[START Items]

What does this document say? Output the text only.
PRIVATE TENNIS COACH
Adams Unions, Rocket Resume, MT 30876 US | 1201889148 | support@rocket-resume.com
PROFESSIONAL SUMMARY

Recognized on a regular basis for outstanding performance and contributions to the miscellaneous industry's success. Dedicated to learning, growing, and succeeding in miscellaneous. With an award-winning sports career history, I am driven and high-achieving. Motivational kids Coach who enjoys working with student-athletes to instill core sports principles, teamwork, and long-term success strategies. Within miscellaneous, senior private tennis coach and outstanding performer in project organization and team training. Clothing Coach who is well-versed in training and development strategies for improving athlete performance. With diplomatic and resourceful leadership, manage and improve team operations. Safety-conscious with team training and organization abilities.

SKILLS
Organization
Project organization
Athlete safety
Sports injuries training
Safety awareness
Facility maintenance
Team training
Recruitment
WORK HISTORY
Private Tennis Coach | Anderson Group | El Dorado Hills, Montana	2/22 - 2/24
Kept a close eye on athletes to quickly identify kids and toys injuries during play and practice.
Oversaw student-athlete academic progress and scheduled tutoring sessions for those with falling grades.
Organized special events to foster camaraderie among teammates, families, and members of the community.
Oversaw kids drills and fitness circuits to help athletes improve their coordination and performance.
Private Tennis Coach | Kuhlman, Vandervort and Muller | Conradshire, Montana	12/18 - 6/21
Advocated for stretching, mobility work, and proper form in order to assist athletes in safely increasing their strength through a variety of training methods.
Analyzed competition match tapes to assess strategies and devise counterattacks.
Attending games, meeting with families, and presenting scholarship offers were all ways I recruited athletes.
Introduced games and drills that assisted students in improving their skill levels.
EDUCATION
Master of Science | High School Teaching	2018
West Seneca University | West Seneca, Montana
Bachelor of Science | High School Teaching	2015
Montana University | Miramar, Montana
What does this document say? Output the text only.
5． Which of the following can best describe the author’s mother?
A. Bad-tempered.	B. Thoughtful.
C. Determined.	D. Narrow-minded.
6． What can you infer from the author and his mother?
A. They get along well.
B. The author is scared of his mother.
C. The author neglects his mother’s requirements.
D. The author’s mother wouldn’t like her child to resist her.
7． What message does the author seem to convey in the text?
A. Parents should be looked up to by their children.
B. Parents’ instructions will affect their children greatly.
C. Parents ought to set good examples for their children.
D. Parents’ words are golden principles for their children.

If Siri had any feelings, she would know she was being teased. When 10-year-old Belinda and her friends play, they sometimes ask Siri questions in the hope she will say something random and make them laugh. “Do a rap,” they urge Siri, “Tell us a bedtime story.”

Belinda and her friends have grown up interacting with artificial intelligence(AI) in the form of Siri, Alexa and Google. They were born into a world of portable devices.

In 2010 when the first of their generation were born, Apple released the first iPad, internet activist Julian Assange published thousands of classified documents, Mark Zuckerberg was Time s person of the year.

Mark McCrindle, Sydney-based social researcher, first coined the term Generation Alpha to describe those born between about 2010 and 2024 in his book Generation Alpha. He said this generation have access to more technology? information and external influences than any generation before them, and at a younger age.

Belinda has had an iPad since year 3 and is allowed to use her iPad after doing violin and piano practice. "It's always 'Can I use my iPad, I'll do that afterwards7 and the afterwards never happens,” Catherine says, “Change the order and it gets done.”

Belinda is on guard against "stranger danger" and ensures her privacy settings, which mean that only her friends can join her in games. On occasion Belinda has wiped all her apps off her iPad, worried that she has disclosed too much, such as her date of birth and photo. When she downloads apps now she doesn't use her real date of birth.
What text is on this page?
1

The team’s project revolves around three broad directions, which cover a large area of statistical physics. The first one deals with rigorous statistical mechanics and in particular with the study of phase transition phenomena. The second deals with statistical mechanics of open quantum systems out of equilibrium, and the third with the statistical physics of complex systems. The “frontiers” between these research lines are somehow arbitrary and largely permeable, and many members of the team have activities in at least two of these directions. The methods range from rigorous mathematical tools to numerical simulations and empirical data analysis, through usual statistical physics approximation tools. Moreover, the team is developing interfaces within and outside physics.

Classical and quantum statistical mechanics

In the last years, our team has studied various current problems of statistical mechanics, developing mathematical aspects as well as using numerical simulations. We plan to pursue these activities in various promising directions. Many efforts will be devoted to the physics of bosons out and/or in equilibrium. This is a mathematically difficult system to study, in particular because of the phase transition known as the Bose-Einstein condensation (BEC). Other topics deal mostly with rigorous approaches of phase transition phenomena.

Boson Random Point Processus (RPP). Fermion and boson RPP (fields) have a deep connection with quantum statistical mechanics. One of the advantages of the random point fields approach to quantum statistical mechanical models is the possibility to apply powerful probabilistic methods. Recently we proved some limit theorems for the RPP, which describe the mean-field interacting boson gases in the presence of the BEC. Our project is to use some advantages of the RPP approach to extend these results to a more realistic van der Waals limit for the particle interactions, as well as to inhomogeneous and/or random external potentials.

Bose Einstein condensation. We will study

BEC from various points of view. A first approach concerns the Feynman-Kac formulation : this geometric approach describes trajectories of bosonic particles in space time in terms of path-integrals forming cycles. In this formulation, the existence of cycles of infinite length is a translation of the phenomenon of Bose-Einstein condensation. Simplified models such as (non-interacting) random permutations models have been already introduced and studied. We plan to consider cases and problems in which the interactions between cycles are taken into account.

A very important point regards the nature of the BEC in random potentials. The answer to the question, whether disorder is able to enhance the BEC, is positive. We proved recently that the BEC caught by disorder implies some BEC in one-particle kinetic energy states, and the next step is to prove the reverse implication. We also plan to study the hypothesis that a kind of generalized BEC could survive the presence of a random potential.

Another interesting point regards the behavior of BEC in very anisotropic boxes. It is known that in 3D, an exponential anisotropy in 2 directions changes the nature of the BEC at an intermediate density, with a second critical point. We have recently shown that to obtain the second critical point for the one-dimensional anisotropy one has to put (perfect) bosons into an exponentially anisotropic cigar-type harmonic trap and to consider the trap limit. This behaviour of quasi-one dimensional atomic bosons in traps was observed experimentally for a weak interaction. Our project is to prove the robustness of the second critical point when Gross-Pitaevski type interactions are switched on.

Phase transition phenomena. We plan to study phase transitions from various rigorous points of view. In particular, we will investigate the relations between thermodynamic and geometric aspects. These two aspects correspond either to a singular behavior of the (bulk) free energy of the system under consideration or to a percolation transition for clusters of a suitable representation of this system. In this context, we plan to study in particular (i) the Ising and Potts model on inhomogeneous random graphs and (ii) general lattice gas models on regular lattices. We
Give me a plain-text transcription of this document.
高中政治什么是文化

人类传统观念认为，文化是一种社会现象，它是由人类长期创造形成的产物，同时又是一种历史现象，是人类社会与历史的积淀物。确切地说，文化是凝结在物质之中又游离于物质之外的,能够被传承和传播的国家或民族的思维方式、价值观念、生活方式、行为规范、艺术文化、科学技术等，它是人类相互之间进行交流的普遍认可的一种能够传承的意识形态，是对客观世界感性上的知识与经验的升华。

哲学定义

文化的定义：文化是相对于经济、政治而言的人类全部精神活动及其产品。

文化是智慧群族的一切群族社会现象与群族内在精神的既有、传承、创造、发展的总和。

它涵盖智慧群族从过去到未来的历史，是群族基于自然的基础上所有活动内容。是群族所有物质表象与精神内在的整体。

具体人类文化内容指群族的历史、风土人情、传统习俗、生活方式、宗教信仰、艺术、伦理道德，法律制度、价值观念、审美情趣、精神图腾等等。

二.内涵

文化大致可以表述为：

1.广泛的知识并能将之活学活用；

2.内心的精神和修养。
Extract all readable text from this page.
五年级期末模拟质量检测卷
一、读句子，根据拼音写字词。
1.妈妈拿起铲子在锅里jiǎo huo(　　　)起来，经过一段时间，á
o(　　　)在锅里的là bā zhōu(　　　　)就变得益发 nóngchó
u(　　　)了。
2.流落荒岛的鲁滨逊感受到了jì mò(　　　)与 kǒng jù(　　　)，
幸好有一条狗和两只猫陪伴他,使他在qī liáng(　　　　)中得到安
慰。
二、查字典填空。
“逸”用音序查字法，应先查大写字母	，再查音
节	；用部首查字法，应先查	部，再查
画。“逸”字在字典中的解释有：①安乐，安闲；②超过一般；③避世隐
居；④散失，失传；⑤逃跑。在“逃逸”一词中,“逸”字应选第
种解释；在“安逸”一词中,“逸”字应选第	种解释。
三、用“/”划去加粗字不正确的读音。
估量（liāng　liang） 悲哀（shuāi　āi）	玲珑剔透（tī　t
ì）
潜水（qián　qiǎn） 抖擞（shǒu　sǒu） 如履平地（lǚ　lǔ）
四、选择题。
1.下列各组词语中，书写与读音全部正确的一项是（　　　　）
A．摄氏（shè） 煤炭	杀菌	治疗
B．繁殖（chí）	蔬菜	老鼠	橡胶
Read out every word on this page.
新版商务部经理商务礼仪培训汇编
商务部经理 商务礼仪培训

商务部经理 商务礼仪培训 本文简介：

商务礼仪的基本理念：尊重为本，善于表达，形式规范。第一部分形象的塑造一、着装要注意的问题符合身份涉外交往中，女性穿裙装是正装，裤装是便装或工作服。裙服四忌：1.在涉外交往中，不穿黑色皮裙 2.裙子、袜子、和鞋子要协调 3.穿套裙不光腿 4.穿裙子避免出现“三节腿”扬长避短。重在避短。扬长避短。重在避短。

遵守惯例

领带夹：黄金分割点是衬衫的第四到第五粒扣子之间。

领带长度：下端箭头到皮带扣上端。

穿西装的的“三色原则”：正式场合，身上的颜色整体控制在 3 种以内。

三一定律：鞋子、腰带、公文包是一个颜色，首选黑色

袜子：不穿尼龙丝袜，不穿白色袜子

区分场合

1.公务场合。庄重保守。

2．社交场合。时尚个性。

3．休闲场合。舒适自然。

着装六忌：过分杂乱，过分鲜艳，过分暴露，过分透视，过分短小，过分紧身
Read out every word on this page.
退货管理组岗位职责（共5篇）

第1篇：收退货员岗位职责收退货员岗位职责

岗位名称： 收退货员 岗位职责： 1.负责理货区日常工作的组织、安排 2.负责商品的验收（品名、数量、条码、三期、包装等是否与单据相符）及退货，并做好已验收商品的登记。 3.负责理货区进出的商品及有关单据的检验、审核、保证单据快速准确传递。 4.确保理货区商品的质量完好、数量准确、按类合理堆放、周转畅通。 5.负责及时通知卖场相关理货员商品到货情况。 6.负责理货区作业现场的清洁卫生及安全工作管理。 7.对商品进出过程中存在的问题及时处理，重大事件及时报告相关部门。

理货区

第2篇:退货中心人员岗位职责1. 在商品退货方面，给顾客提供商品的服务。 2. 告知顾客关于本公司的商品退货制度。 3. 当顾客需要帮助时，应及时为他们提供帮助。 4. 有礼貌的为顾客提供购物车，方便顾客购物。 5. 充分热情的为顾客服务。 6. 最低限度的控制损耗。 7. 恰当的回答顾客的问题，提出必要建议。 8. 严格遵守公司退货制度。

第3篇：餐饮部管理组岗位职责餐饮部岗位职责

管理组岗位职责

[END Items]

Do this:
Among the entries, how many lines include the word "generation"? Answer with a single number and nothing further.

Written solution:
2